• [Task description]:
Write the data out again exactly, dropping any images it holds.

begin Provided material

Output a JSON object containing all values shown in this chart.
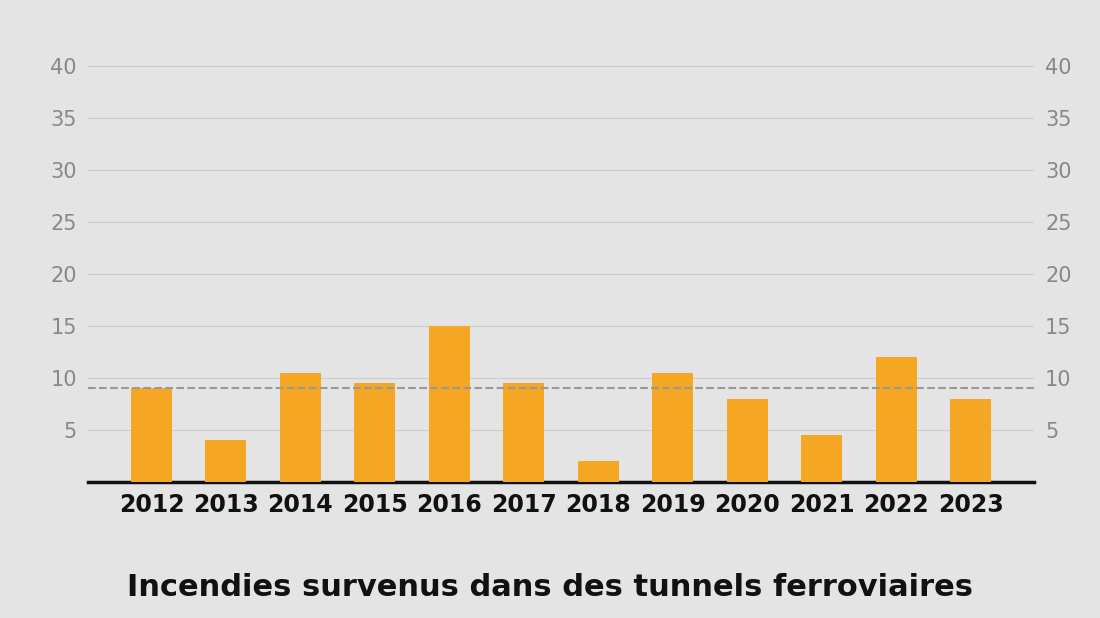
{
  "years": [
    2012,
    2013,
    2014,
    2015,
    2016,
    2017,
    2018,
    2019,
    2020,
    2021,
    2022,
    2023
  ],
  "values": [
    9,
    4,
    10.5,
    9.5,
    15,
    9.5,
    2,
    10.5,
    8,
    4.5,
    12,
    8
  ],
  "bar_color": "#F5A623",
  "dashed_line_y": 9.0,
  "dashed_line_color": "#999999",
  "background_color": "#E4E4E4",
  "title": "Incendies survenus dans des tunnels ferroviaires",
  "title_fontsize": 22,
  "title_fontweight": "bold",
  "yticks": [
    5,
    10,
    15,
    20,
    25,
    30,
    35,
    40
  ],
  "ylim": [
    0,
    44
  ],
  "grid_color": "#CCCCCC",
  "tick_label_color": "#888888",
  "xtick_label_color": "#111111",
  "tick_fontsize": 15,
  "xtick_fontsize": 17,
  "bar_width": 0.55
}
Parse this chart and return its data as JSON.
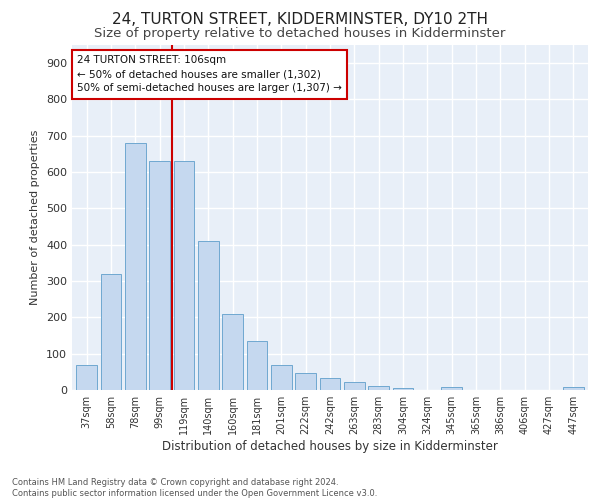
{
  "title1": "24, TURTON STREET, KIDDERMINSTER, DY10 2TH",
  "title2": "Size of property relative to detached houses in Kidderminster",
  "xlabel": "Distribution of detached houses by size in Kidderminster",
  "ylabel": "Number of detached properties",
  "categories": [
    "37sqm",
    "58sqm",
    "78sqm",
    "99sqm",
    "119sqm",
    "140sqm",
    "160sqm",
    "181sqm",
    "201sqm",
    "222sqm",
    "242sqm",
    "263sqm",
    "283sqm",
    "304sqm",
    "324sqm",
    "345sqm",
    "365sqm",
    "386sqm",
    "406sqm",
    "427sqm",
    "447sqm"
  ],
  "values": [
    70,
    320,
    680,
    630,
    630,
    410,
    210,
    135,
    70,
    48,
    33,
    22,
    12,
    5,
    0,
    8,
    0,
    0,
    0,
    0,
    8
  ],
  "bar_color": "#c5d8ef",
  "bar_edge_color": "#6fa8d0",
  "vline_x": 3.5,
  "vline_color": "#cc0000",
  "annotation_text": "24 TURTON STREET: 106sqm\n← 50% of detached houses are smaller (1,302)\n50% of semi-detached houses are larger (1,307) →",
  "annotation_box_color": "#ffffff",
  "annotation_box_edge": "#cc0000",
  "footer_text": "Contains HM Land Registry data © Crown copyright and database right 2024.\nContains public sector information licensed under the Open Government Licence v3.0.",
  "ylim": [
    0,
    950
  ],
  "yticks": [
    0,
    100,
    200,
    300,
    400,
    500,
    600,
    700,
    800,
    900
  ],
  "bg_color": "#ffffff",
  "plot_bg_color": "#e8eff8",
  "grid_color": "#ffffff",
  "title1_fontsize": 11,
  "title2_fontsize": 9.5
}
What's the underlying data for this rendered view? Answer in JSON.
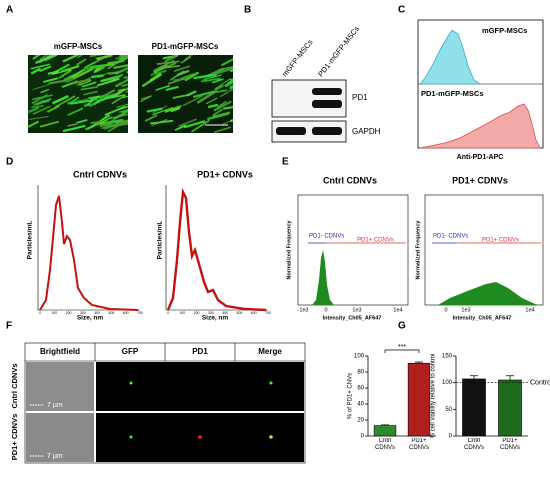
{
  "panel_letters": [
    "A",
    "B",
    "C",
    "D",
    "E",
    "F",
    "G"
  ],
  "panel_a": {
    "labels": [
      "mGFP-MSCs",
      "PD1-mGFP-MSCs"
    ]
  },
  "panel_b": {
    "columns": [
      "mGFP-MSCs",
      "PD1-mGFP-MSCs"
    ],
    "rows": [
      "PD1",
      "GAPDH"
    ]
  },
  "panel_c": {
    "top_label": "mGFP-MSCs",
    "bottom_label": "PD1-mGFP-MSCs",
    "x_label": "Anti-PD1-APC"
  },
  "panel_d": {
    "y_label": "Particles/mL",
    "x_label": "Size, nm",
    "xticks": [
      "0",
      "100",
      "200",
      "300",
      "400",
      "500",
      "600",
      "700"
    ],
    "plots": [
      {
        "title": "Cntrl CDNVs"
      },
      {
        "title": "PD1+ CDNVs"
      }
    ]
  },
  "panel_e": {
    "y_label": "Normalized Frequency",
    "x_label": "Intensity_Ch05_AF647",
    "gates": [
      "PD1- CDNVs",
      "PD1+ CDNVs"
    ],
    "plots": [
      {
        "title": "Cntrl CDNVs",
        "xticks": [
          "-1e3",
          "0",
          "1e3",
          "1e4"
        ]
      },
      {
        "title": "PD1+ CDNVs",
        "xticks": [
          "0",
          "1e3",
          "1e4"
        ]
      }
    ]
  },
  "panel_f": {
    "columns": [
      "Brightfield",
      "GFP",
      "PD1",
      "Merge"
    ],
    "rows": [
      "Cntrl CDNVs",
      "PD1+ CDNVs"
    ],
    "scale_bar": "7 µm"
  },
  "chart_data": [
    {
      "type": "bar",
      "y_label": "% of PD1+ CNVs",
      "categories": [
        "Cntrl CDNVs",
        "PD1+ CDNVs"
      ],
      "values": [
        13,
        91
      ],
      "errors": [
        1,
        1.5
      ],
      "colors": [
        "#2f8a2f",
        "#b01e1e"
      ],
      "ylim": [
        0,
        100
      ],
      "yticks": [
        0,
        20,
        40,
        60,
        80,
        100
      ],
      "annotation": "***"
    },
    {
      "type": "bar",
      "y_label": "% cell viability relative to control",
      "categories": [
        "Cntrl CDNVs",
        "PD1+ CDNVs"
      ],
      "values": [
        107,
        105
      ],
      "errors": [
        6,
        8
      ],
      "colors": [
        "#111111",
        "#1e6b1e"
      ],
      "ylim": [
        0,
        150
      ],
      "yticks": [
        0,
        50,
        100,
        150
      ],
      "reference": 100,
      "reference_label": "Control"
    }
  ]
}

end Provided material

• [Task answer]:
Output a JSON object containing all values shown in this chart.
{
  "years": [
    2012,
    2013,
    2014,
    2015,
    2016,
    2017,
    2018,
    2019,
    2020,
    2021,
    2022,
    2023
  ],
  "values": [
    9,
    4,
    10.5,
    9.5,
    15,
    9.5,
    2,
    10.5,
    8,
    4.5,
    12,
    8
  ],
  "bar_color": "#F5A623",
  "dashed_line_y": 9.0,
  "dashed_line_color": "#999999",
  "background_color": "#E4E4E4",
  "title": "Incendies survenus dans des tunnels ferroviaires",
  "title_fontsize": 22,
  "title_fontweight": "bold",
  "yticks": [
    5,
    10,
    15,
    20,
    25,
    30,
    35,
    40
  ],
  "ylim": [
    0,
    44
  ],
  "grid_color": "#CCCCCC",
  "tick_label_color": "#888888",
  "xtick_label_color": "#111111",
  "tick_fontsize": 15,
  "xtick_fontsize": 17,
  "bar_width": 0.55
}
Parse this chart and return its data as JSON.
{
  "title1": "24, TURTON STREET, KIDDERMINSTER, DY10 2TH",
  "title2": "Size of property relative to detached houses in Kidderminster",
  "xlabel": "Distribution of detached houses by size in Kidderminster",
  "ylabel": "Number of detached properties",
  "categories": [
    "37sqm",
    "58sqm",
    "78sqm",
    "99sqm",
    "119sqm",
    "140sqm",
    "160sqm",
    "181sqm",
    "201sqm",
    "222sqm",
    "242sqm",
    "263sqm",
    "283sqm",
    "304sqm",
    "324sqm",
    "345sqm",
    "365sqm",
    "386sqm",
    "406sqm",
    "427sqm",
    "447sqm"
  ],
  "values": [
    70,
    320,
    680,
    630,
    630,
    410,
    210,
    135,
    70,
    48,
    33,
    22,
    12,
    5,
    0,
    8,
    0,
    0,
    0,
    0,
    8
  ],
  "bar_color": "#c5d8ef",
  "bar_edge_color": "#6fa8d0",
  "vline_x": 3.5,
  "vline_color": "#cc0000",
  "annotation_text": "24 TURTON STREET: 106sqm\n← 50% of detached houses are smaller (1,302)\n50% of semi-detached houses are larger (1,307) →",
  "annotation_box_color": "#ffffff",
  "annotation_box_edge": "#cc0000",
  "footer_text": "Contains HM Land Registry data © Crown copyright and database right 2024.\nContains public sector information licensed under the Open Government Licence v3.0.",
  "ylim": [
    0,
    950
  ],
  "yticks": [
    0,
    100,
    200,
    300,
    400,
    500,
    600,
    700,
    800,
    900
  ],
  "bg_color": "#ffffff",
  "plot_bg_color": "#e8eff8",
  "grid_color": "#ffffff",
  "title1_fontsize": 11,
  "title2_fontsize": 9.5
}
What's the underlying data for this rendered view? Answer in JSON.
{
  "panel_letters": [
    "A",
    "B",
    "C",
    "D",
    "E",
    "F",
    "G"
  ],
  "panel_a": {
    "labels": [
      "mGFP-MSCs",
      "PD1-mGFP-MSCs"
    ]
  },
  "panel_b": {
    "columns": [
      "mGFP-MSCs",
      "PD1-mGFP-MSCs"
    ],
    "rows": [
      "PD1",
      "GAPDH"
    ]
  },
  "panel_c": {
    "top_label": "mGFP-MSCs",
    "bottom_label": "PD1-mGFP-MSCs",
    "x_label": "Anti-PD1-APC"
  },
  "panel_d": {
    "y_label": "Particles/mL",
    "x_label": "Size, nm",
    "xticks": [
      "0",
      "100",
      "200",
      "300",
      "400",
      "500",
      "600",
      "700"
    ],
    "plots": [
      {
        "title": "Cntrl CDNVs"
      },
      {
        "title": "PD1+ CDNVs"
      }
    ]
  },
  "panel_e": {
    "y_label": "Normalized Frequency",
    "x_label": "Intensity_Ch05_AF647",
    "gates": [
      "PD1- CDNVs",
      "PD1+ CDNVs"
    ],
    "plots": [
      {
        "title": "Cntrl CDNVs",
        "xticks": [
          "-1e3",
          "0",
          "1e3",
          "1e4"
        ]
      },
      {
        "title": "PD1+ CDNVs",
        "xticks": [
          "0",
          "1e3",
          "1e4"
        ]
      }
    ]
  },
  "panel_f": {
    "columns": [
      "Brightfield",
      "GFP",
      "PD1",
      "Merge"
    ],
    "rows": [
      "Cntrl CDNVs",
      "PD1+ CDNVs"
    ],
    "scale_bar": "7 µm"
  },
  "chart_data": [
    {
      "type": "bar",
      "y_label": "% of PD1+ CNVs",
      "categories": [
        "Cntrl CDNVs",
        "PD1+ CDNVs"
      ],
      "values": [
        13,
        91
      ],
      "errors": [
        1,
        1.5
      ],
      "colors": [
        "#2f8a2f",
        "#b01e1e"
      ],
      "ylim": [
        0,
        100
      ],
      "yticks": [
        0,
        20,
        40,
        60,
        80,
        100
      ],
      "annotation": "***"
    },
    {
      "type": "bar",
      "y_label": "% cell viability relative to control",
      "categories": [
        "Cntrl CDNVs",
        "PD1+ CDNVs"
      ],
      "values": [
        107,
        105
      ],
      "errors": [
        6,
        8
      ],
      "colors": [
        "#111111",
        "#1e6b1e"
      ],
      "ylim": [
        0,
        150
      ],
      "yticks": [
        0,
        50,
        100,
        150
      ],
      "reference": 100,
      "reference_label": "Control"
    }
  ]
}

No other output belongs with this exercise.